:: Given text ::

That’s how much money voters approved for Guilford County to borrow to fund the construction of new schools and the repair of old ones.
Once that money is borrowed, the county will have to pay off that amount plus an estimated $800 million in interest over the next two decades.
Late last year, when it became clear that the Guilford County Board of Commissioners was going to put a $1.7 billion school bond referendum on the ballot this year, some county commissioners said they thought it wouldn’t pass because of the massive size of the referendum during a pandemic and at a time of economic uncertainty. They said it would have been better for the schools to ask for $700 million or $800 million and come back for more when the schools ran out of that money.
But county voters clearly had no problem with the immense price tag. When the final results were tallied on Tuesday, May 17, 61 percent of those voters had approved the measure while only 39 percent voted no.
A high-ranking county official said on Tuesday that one saving grace is that the schools can only spend money so fast. Even though $1.7 billion has been approved, he said, it will take years and years for the money to actually be put to use because the past two decades have shown that Guilford County Schools can’t spend money at anywhere near the rate that the school board thinks it can.
For instance, Guilford County voters approved $300 million for the school system in a bond referendum two years ago and the schools have only spent a few million dollars of that money.
And, in May 2008, Guilford County voters approved $457 million in school bonds that school board members said was needed immediately – and ten years later the school system was struggling to spend the final millions of that money before the deadline for using it expired.

:::
:: Data extract ::

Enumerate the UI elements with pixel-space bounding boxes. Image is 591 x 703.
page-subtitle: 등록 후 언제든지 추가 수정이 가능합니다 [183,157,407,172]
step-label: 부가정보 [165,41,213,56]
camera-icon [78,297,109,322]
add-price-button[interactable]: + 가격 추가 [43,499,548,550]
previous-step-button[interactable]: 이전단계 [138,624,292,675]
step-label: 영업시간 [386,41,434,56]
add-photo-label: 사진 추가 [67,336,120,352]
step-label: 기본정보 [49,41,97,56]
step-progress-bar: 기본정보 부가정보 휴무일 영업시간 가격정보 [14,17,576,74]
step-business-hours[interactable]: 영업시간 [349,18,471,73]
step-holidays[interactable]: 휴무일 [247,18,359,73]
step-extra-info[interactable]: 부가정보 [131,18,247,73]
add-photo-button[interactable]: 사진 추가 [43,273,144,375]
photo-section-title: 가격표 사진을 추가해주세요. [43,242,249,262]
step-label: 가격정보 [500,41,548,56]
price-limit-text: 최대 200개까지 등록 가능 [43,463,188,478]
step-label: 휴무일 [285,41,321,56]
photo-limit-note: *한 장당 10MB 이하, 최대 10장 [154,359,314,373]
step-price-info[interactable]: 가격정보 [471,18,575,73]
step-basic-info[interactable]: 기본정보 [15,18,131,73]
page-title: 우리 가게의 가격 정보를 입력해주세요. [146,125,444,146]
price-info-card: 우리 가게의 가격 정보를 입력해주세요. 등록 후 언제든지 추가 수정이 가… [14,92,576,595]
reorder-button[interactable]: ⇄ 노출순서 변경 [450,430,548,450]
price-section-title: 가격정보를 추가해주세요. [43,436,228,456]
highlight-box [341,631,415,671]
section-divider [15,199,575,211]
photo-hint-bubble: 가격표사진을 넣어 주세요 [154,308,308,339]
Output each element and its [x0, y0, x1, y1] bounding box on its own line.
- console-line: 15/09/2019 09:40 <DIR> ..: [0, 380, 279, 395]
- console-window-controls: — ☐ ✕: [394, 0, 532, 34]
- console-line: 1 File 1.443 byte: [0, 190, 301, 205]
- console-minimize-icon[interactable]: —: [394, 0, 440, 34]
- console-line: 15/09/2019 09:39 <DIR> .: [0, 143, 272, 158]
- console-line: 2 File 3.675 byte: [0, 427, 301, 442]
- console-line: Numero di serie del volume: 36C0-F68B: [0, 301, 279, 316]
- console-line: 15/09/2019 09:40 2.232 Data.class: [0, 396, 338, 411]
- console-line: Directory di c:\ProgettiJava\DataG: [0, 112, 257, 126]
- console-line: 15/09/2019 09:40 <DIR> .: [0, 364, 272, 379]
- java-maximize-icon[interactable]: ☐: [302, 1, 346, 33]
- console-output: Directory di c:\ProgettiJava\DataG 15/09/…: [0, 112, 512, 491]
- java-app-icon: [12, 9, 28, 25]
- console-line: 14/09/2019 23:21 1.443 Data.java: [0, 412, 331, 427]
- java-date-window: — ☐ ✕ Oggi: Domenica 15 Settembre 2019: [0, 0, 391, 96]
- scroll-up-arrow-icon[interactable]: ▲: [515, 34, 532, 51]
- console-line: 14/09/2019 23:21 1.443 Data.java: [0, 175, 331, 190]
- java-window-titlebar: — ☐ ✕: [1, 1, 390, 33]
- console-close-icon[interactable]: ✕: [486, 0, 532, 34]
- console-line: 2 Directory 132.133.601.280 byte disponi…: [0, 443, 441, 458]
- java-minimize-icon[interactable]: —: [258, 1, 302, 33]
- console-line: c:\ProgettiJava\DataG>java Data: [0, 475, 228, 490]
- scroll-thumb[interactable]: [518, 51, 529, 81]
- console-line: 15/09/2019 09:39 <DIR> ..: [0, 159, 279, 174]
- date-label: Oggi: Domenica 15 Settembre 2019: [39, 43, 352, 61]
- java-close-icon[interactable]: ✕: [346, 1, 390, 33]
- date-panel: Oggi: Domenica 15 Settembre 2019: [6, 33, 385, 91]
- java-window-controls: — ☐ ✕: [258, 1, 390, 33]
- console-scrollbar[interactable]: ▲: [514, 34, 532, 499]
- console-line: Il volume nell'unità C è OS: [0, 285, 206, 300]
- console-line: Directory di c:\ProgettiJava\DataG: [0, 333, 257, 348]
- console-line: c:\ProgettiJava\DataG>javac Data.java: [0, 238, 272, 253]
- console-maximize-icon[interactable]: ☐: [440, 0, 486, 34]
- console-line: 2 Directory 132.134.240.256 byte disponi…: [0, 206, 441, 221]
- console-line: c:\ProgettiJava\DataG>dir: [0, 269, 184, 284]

:::

Work task 1 ▸
In the article on the Guilford County school bond, rewrite the passage from "But county voters" to "thinks it can.", changing "saving grace" to "silver lining".
Work task 2 ▸
Translate this sentence from the article on the Guilford County school bond into Spanish: "For instance, Guilford County voters approved $300 million for the school system in a bond referendum two years ago and the schools have only spent a few million dollars of that money."

Exercise output 1 ▸
But county voters clearly had no problem with the immense price tag. When the final results were tallied on Tuesday, May 17, 61 percent of those voters had approved the measure while only 39 percent voted no.
A high-ranking county official said on Tuesday that one silver lining is that the schools can only spend money so fast. Even though $1.7 billion has been approved, he said, it will take years and years for the money to actually be put to use because the past two decades have shown that Guilford County Schools can’t spend money at anywhere near the rate that the school board thinks it can.

Exercise output 2 ▸
Por ejemplo, los votantes del condado de Guilford aprobaron 300 millones de dólares para el sistema escolar en un referéndum de bonos hace dos años, y las escuelas solo han gastado unos pocos millones de dólares de ese dinero.